**Request:**
Look over the lines below. Report each one that includes the string "библиотека".

**Stored rows:**
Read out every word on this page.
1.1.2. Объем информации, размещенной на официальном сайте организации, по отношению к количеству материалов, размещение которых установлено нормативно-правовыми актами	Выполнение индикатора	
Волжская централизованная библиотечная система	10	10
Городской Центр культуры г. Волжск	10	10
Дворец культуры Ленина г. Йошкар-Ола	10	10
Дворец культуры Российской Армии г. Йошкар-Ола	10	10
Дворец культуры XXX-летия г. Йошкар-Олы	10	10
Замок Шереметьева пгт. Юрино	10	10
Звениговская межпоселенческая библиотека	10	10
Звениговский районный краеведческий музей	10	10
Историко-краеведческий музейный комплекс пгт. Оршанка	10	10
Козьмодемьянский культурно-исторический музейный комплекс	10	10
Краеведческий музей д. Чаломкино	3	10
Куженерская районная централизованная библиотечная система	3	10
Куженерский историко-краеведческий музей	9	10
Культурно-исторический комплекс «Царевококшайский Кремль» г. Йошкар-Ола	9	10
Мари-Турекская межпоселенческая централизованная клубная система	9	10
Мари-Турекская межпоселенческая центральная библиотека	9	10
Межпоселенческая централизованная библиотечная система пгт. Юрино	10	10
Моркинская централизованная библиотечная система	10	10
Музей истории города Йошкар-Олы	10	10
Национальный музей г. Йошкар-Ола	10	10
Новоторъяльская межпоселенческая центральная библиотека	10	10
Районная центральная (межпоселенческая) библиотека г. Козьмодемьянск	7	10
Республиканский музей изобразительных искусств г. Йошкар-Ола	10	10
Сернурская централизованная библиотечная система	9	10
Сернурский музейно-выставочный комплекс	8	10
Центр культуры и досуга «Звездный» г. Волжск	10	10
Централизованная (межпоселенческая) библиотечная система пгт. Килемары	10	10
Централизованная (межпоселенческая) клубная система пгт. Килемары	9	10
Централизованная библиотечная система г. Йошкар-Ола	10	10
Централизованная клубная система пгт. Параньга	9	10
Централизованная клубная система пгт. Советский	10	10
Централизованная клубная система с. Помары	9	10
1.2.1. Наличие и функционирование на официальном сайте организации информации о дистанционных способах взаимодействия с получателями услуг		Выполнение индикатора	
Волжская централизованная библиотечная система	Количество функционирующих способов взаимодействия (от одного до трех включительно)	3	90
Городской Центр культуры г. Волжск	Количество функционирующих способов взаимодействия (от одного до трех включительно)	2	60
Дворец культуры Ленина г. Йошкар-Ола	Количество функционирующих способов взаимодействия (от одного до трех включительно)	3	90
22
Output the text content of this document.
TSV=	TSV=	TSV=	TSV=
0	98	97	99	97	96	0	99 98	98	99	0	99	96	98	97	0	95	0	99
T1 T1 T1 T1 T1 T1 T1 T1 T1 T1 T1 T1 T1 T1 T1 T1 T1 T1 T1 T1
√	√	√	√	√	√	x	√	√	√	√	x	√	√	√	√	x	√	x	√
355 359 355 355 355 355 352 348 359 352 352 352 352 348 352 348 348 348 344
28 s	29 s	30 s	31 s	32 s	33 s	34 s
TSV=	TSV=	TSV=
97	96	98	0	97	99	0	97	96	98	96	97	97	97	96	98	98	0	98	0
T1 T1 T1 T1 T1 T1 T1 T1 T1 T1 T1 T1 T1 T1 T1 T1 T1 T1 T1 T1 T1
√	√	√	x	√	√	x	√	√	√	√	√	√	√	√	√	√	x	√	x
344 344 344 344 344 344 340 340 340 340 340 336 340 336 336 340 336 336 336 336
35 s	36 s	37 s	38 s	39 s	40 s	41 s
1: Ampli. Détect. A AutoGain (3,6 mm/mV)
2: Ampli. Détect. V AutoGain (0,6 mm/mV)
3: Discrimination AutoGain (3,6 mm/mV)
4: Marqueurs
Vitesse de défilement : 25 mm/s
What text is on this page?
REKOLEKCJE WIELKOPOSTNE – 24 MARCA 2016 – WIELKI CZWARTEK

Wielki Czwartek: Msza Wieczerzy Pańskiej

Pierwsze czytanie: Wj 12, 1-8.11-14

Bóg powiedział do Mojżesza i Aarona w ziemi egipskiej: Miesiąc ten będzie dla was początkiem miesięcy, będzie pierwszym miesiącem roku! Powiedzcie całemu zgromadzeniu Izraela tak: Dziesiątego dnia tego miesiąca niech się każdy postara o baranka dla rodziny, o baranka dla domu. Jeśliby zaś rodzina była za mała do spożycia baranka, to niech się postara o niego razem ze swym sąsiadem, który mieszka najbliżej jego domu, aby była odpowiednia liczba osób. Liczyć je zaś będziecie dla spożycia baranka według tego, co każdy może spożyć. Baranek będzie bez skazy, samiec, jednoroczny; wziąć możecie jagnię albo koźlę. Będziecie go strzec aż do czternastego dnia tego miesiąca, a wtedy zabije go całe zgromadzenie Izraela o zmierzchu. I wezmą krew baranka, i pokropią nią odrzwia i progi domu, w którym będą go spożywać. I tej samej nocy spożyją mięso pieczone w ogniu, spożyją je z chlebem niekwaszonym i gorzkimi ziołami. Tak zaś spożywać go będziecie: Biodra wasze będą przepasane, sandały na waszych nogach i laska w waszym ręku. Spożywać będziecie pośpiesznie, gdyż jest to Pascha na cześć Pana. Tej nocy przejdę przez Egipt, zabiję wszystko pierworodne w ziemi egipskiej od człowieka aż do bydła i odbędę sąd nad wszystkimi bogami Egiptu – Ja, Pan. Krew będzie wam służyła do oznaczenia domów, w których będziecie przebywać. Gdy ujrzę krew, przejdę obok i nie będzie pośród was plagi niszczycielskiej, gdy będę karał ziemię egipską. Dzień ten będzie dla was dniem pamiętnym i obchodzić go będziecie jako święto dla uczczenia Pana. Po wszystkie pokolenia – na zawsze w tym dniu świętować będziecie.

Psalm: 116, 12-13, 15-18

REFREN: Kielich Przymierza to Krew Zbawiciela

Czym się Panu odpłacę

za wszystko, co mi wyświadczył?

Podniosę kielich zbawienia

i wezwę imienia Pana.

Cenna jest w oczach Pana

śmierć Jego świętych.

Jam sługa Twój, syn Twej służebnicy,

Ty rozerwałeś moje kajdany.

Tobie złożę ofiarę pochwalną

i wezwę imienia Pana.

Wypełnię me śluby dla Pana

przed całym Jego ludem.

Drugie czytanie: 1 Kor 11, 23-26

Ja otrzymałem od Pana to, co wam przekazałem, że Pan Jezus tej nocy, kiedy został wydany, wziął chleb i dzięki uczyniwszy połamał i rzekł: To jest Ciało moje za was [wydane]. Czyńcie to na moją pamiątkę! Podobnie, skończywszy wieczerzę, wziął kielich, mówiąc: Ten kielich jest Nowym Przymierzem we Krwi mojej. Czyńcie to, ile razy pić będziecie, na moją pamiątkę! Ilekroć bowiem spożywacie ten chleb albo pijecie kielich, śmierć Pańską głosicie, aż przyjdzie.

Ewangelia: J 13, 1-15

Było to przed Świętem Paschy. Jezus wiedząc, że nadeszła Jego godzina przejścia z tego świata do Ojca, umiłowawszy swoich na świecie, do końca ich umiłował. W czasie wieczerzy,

**Result of this exercise:**
Звениговская межпоселенческая библиотека	10	10
Мари-Турекская межпоселенческая центральная библиотека	9	10
Новоторъяльская межпоселенческая центральная библиотека	10	10
Районная центральная (межпоселенческая) библиотека г. Козьмодемьянск	7	10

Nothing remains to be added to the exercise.